WRITTEN EXERCISE 1 =
Reproduce only the listing lines starting at "mouse-click-icon: [308, 301, 318, 314]" and ending at "sidebar-subitem[interactable]: •: [783, 326, 801, 346]", swapping "info-line" for "info-row" and leaving everything else the same.

SOURCE EXCERPT =
2001 Mercedes C-Class - Brake Stuff

By Lawnmower | Bootstrap Automotive | 30 Jun 2023


My Mercedes has been making a really irritating rubbing noise at low speeds which I think has been coming from the nearside rear brake, it doesn't roll properly on an incline in neutral and the fuel economy doesn't seem to be where it should be. Its been like this for a little while, so I've finally snapped and bought a new rear passenger side caliper and pad retaining pins kit for the Mercedes, I am moderately sure its the piston not retracting properly. A rebuild kit was £35 or an entire refurbed caliper was £41 so that won out. It also developed a rattle noise when decelerating as the engine revs drop between 1500 and about 1300 rpm which I'm fairly sure is a heat shield. I set too investigating that too.

The caliper I ordered duly arrived and I set about fitting it, getting as far as having removed the pads and retaining pin, and disconnected the brake flexi from the old caliper before realising the new one was wrong. Specifically, it was for a 278mm rear disc, whereas my C180 has the SPROTS 290mm ones. Bother.

So swapped it all back to the original caliper and fitted the new retaining pin since the old one was a bit grotty. Duly enlisted my neighbour to do the pedal end of bleeding the air out. This was going swimmingly, right up to the point this happened

bleed screw

Bother again. Well thats that b0rked isn't it? It sheared off as I tightened it up, so the stub was at least preventing the brake fluid from escaping, but I wasn't confident enough to drive it like that, so it was off to the local Motor Parts Direct for a new, correct caliper. Mercifully they are only 20 minutes walk away, they relieved me of £98 + £53 surcharge and gave me the right caliper.

DATASET ROWS =
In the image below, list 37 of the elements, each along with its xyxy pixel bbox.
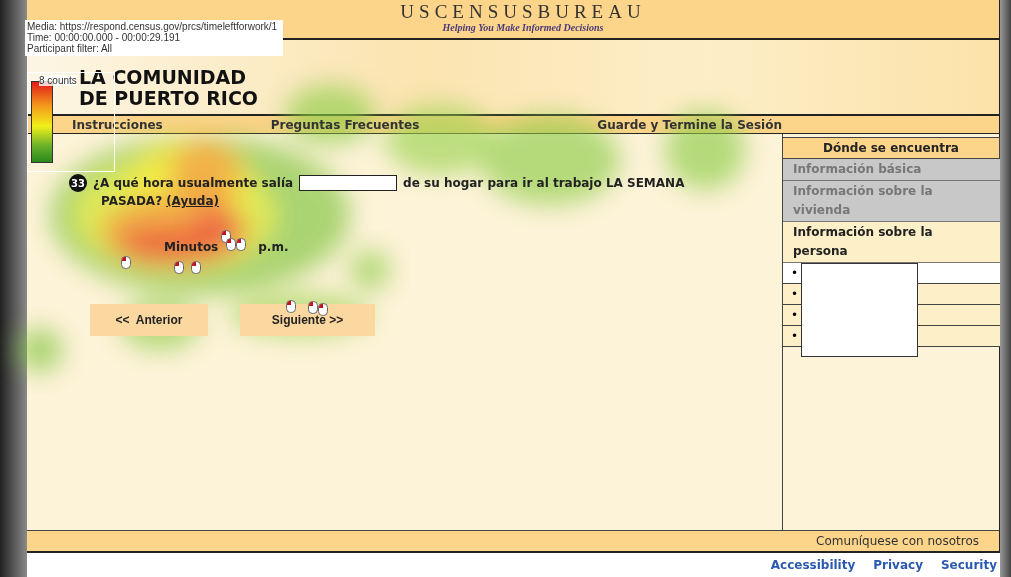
mouse-click-icon: [308, 301, 318, 314]
footer-link[interactable]: Security: [940, 558, 997, 572]
hour-input-field[interactable]: [299, 175, 398, 191]
mouse-click-icon: [318, 303, 328, 316]
sidebar-subitem[interactable]: •: [783, 263, 801, 283]
nav-link[interactable]: Guarde y Termine la Sesión: [597, 117, 782, 132]
hero-title-line: DE PUERTO RICO: [79, 88, 258, 109]
info-line: Media: https://respond.census.gov/prcs/timeleftforwork/1: [27, 21, 278, 32]
help-link[interactable]: (Ayuda): [166, 194, 219, 208]
info-line: Time: 00:00:00.000 - 00:00:29.191: [27, 32, 181, 43]
sidebar-subitem[interactable]: •: [783, 326, 801, 346]
time-label: p.m.: [258, 240, 289, 254]
question-text: ¿A qué hora usualmente salía: [93, 176, 294, 190]
next-button[interactable]: Siguiente >>: [240, 304, 375, 336]
mouse-click-icon: [174, 261, 184, 274]
question-text: de su hogar para ir al trabajo LA SEMANA: [403, 176, 685, 190]
site-title: USCENSUSBUREAU: [400, 2, 646, 22]
sidebar-subitem[interactable]: •: [783, 284, 801, 304]
sidebar-item[interactable]: Información sobre la persona: [783, 222, 1000, 263]
mouse-click-icon: [121, 256, 131, 269]
mouse-click-icon: [191, 261, 201, 274]
question-text: PASADA?: [101, 194, 163, 208]
previous-button[interactable]: << Anterior: [90, 304, 208, 336]
footer-link[interactable]: Privacy: [873, 558, 923, 572]
sidebar-subitem[interactable]: •: [783, 305, 801, 325]
contact-link[interactable]: Comuníquese con nosotros: [816, 534, 979, 548]
info-line: Participant filter: All: [27, 43, 114, 54]
nav-link[interactable]: Preguntas Frecuentes: [270, 117, 420, 132]
footer-link[interactable]: Accessibility: [770, 558, 856, 572]
site-tagline: Helping You Make Informed Decisions: [442, 22, 604, 33]
mouse-click-icon: [226, 238, 236, 251]
time-label: Minutos: [164, 240, 219, 254]
mouse-click-icon: [236, 238, 246, 251]
legend-label: 8 counts: [39, 75, 77, 86]
mouse-click-icon: [286, 300, 296, 313]
question-number: 33: [69, 174, 87, 192]
sidebar-title: Dónde se encuentra: [783, 137, 1000, 159]
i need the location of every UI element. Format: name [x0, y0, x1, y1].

WRITTEN EXERCISE 2 =
According to the Mercedes C-Class brake post, what size are the rear discs on the writer's C180?

RESULT 1 =
mouse-click-icon: [308, 301, 318, 314]
footer-link[interactable]: Security: [940, 558, 997, 572]
hour-input-field[interactable]: [299, 175, 398, 191]
mouse-click-icon: [318, 303, 328, 316]
sidebar-subitem[interactable]: •: [783, 263, 801, 283]
nav-link[interactable]: Guarde y Termine la Sesión: [597, 117, 782, 132]
hero-title-line: DE PUERTO RICO: [79, 88, 258, 109]
info-row: Media: https://respond.census.gov/prcs/timeleftforwork/1: [27, 21, 278, 32]
help-link[interactable]: (Ayuda): [166, 194, 219, 208]
info-row: Time: 00:00:00.000 - 00:00:29.191: [27, 32, 181, 43]
sidebar-subitem[interactable]: •: [783, 326, 801, 346]

RESULT 2 =
290mm